[Saved entries]
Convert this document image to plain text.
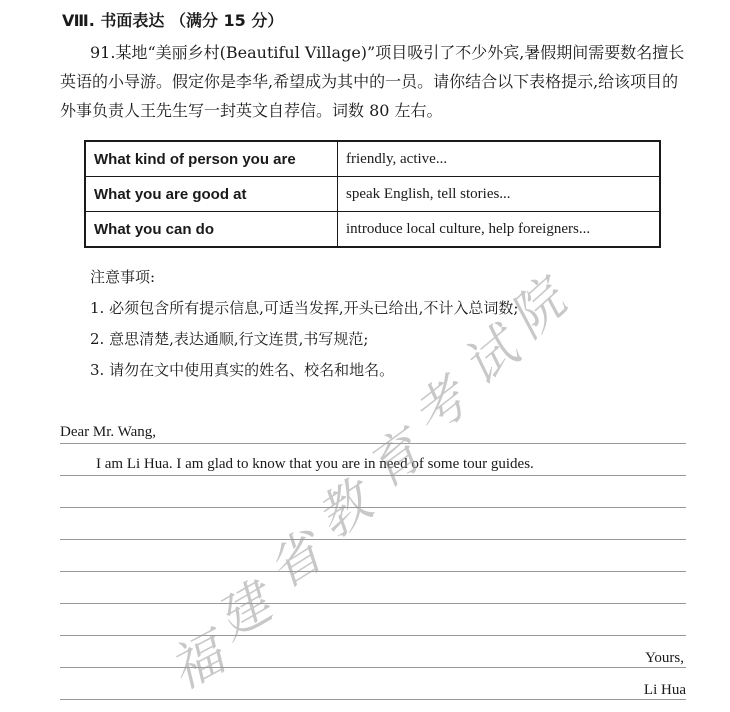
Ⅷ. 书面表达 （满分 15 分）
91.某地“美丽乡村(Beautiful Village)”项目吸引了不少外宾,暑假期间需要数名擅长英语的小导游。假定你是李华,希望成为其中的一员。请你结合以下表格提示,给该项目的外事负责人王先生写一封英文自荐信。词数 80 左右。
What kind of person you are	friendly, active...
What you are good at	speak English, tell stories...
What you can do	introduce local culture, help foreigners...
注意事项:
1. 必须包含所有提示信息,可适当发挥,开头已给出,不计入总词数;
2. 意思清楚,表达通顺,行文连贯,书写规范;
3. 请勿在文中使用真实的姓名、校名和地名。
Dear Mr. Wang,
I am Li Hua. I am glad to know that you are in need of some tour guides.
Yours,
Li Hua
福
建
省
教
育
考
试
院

---

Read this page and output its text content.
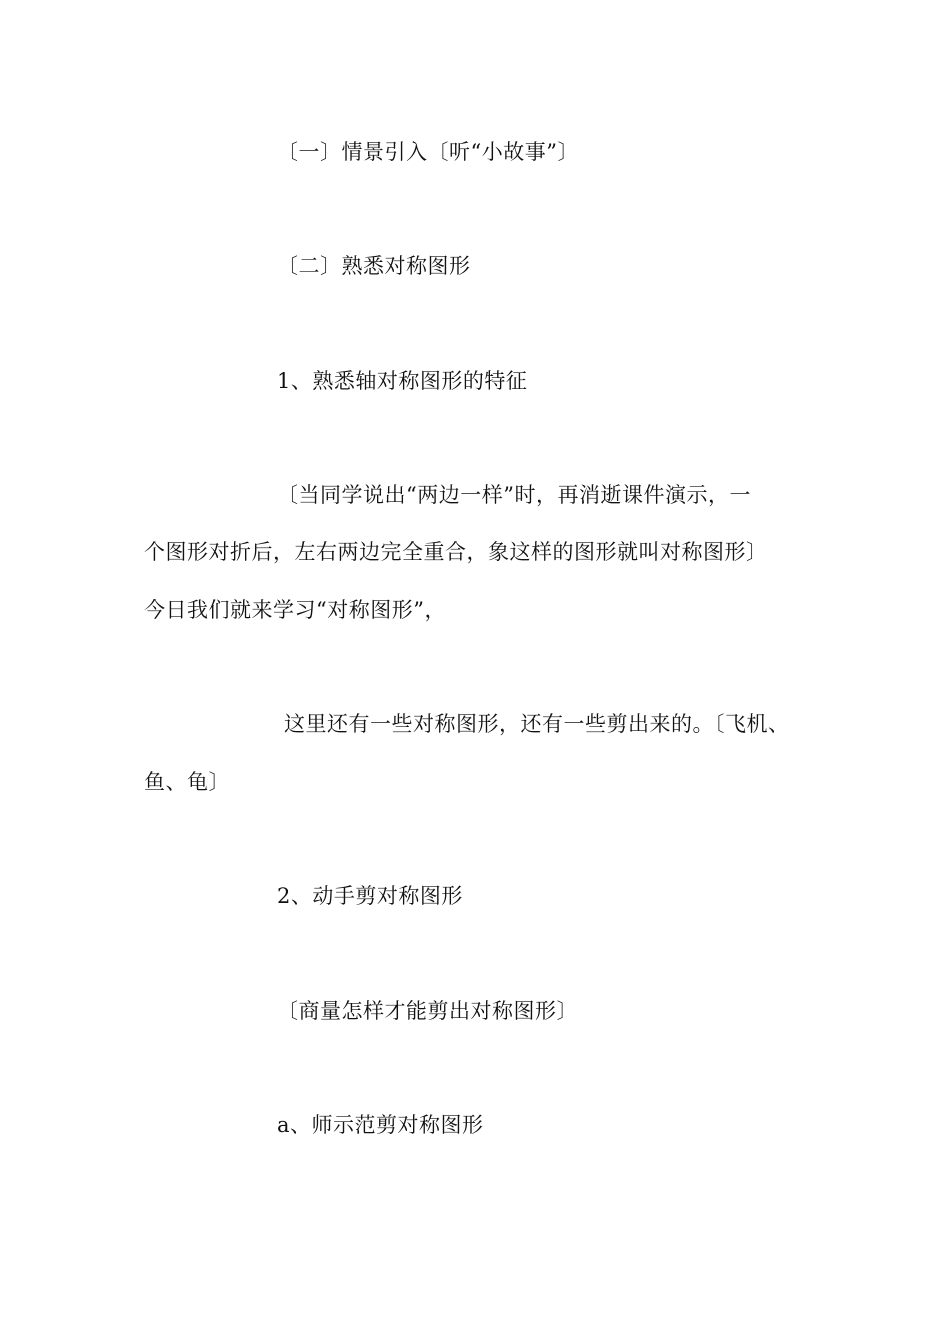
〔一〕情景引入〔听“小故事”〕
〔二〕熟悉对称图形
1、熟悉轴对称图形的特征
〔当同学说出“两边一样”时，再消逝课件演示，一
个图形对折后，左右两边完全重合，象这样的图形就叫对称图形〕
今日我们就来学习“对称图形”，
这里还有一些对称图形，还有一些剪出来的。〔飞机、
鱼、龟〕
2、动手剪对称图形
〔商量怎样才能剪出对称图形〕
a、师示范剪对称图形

* * *

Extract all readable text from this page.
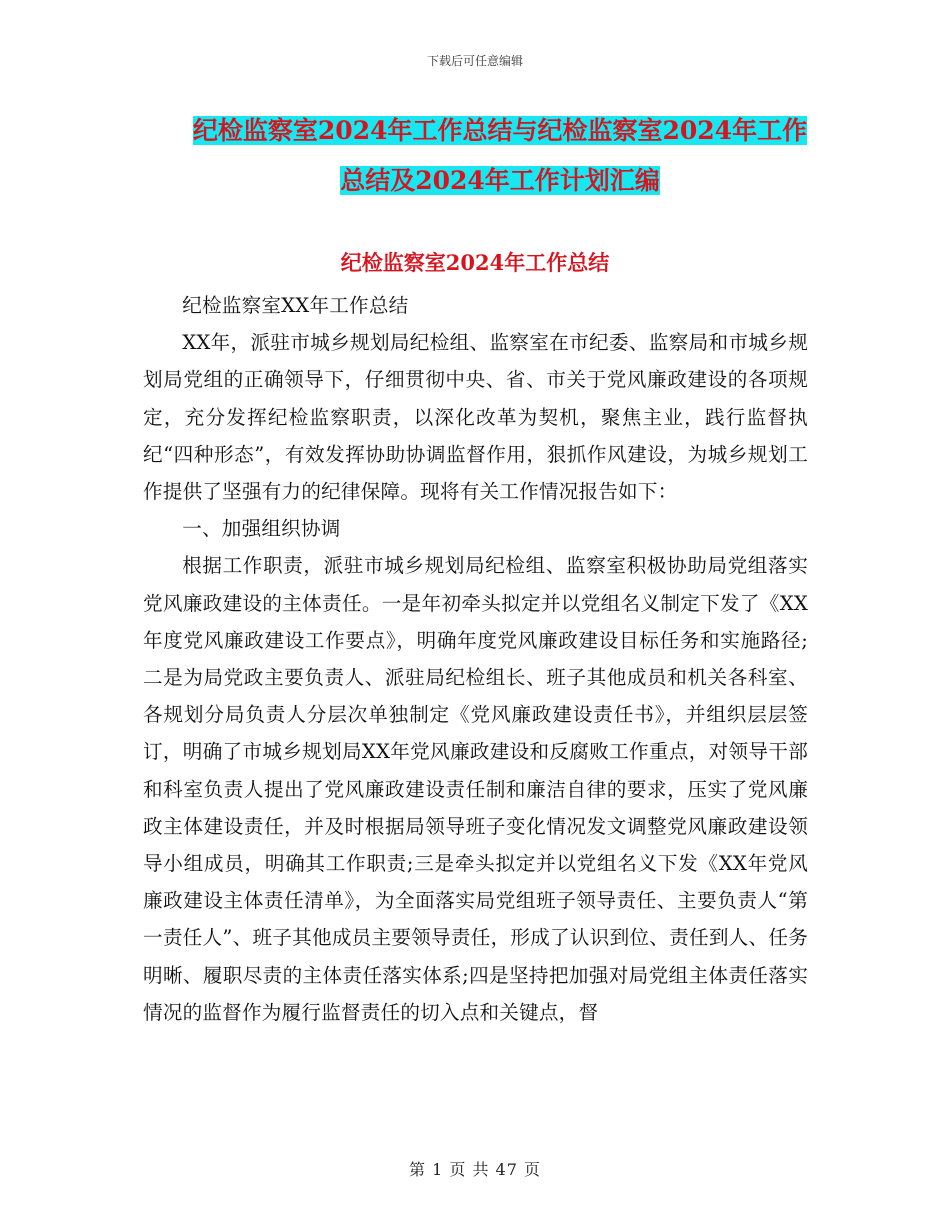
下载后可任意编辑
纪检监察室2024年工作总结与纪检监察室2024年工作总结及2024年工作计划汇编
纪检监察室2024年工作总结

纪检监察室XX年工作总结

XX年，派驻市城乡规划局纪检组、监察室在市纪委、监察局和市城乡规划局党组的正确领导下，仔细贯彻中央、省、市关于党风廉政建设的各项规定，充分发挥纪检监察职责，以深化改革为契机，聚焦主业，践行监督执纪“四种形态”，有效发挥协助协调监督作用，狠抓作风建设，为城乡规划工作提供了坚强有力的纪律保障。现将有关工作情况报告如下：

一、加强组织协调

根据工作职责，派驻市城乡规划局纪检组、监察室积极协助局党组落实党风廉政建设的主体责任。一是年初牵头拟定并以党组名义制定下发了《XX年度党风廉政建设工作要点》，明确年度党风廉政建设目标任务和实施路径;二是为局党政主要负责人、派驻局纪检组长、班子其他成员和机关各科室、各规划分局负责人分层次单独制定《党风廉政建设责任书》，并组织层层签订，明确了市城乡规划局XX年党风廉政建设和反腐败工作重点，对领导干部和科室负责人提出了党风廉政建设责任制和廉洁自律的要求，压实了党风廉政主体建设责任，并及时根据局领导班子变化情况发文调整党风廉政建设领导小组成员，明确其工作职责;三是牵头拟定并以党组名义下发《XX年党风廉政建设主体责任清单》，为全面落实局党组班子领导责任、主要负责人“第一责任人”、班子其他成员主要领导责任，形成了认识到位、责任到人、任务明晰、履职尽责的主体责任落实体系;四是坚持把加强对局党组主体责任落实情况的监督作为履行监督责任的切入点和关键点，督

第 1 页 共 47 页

• [What is being asked] Return each line in the records that holds the string "this".

• [Solution]
Convert this document image to plain text.
Read this page and output its text content.
Extract all readable text from this page.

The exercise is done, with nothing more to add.